══ RECORDS
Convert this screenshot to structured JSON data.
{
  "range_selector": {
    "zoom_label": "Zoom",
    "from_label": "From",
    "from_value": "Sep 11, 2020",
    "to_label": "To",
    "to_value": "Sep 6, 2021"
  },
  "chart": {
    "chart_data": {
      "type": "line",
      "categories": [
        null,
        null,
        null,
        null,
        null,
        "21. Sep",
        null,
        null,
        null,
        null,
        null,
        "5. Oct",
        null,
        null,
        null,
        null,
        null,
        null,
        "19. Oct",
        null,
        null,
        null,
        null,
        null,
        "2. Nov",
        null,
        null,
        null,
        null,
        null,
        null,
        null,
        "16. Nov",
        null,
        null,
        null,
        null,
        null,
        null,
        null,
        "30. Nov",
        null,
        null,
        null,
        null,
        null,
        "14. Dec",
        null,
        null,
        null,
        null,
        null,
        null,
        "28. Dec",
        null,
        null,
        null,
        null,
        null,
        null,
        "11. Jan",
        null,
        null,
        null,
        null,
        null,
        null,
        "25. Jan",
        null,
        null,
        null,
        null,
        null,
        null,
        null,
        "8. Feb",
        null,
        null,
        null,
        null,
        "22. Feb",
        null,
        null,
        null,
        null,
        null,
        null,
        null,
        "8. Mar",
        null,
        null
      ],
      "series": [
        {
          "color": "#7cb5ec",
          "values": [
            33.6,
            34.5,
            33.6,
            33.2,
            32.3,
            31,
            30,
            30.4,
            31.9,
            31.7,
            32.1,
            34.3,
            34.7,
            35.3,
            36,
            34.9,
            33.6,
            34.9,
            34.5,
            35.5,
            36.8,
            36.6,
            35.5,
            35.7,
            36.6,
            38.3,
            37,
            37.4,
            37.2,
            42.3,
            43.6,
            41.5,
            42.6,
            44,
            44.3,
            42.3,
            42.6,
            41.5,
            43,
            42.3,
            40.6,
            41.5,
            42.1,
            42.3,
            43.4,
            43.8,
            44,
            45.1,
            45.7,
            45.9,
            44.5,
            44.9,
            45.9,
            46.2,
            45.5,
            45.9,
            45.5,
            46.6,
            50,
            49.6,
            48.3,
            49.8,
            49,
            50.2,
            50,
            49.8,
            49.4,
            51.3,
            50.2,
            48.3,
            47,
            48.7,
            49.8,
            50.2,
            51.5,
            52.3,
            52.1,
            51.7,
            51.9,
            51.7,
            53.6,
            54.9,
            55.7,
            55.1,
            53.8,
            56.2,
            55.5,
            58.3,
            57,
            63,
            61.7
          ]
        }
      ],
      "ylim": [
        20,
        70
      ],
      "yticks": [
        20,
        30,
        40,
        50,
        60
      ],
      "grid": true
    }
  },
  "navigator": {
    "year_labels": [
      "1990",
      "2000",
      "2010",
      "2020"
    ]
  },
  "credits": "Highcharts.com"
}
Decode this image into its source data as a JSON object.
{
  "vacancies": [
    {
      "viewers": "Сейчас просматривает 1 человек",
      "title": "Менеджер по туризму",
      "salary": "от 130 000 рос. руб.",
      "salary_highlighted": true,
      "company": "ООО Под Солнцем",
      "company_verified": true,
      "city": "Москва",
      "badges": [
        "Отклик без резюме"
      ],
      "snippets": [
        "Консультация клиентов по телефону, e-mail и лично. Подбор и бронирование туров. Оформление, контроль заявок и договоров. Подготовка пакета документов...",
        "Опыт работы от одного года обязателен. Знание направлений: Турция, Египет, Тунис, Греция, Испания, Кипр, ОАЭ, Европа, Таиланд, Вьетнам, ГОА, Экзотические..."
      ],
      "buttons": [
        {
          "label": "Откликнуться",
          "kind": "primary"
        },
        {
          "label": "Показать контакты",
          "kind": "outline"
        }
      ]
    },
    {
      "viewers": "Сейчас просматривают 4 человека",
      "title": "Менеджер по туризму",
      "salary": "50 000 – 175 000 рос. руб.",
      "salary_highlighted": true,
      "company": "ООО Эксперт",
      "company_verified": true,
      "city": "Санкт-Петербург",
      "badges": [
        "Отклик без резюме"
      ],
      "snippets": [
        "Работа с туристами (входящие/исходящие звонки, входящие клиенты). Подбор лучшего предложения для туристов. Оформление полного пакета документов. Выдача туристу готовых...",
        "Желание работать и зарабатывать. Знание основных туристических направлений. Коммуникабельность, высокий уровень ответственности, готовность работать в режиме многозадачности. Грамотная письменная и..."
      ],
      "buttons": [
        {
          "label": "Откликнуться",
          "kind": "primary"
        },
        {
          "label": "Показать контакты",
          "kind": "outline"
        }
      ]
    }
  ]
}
════
Report all lines of the data above that include the string "пакета".

:: EXERCISE OUTPUT ::
        "Консультация клиентов по телефону, e-mail и лично. Подбор и бронирование туров. Оформление, контроль заявок и договоров. Подготовка пакета документов...",
        "Работа с туристами (входящие/исходящие звонки, входящие клиенты). Подбор лучшего предложения для туристов. Оформление полного пакета документов. Выдача туристу готовых...",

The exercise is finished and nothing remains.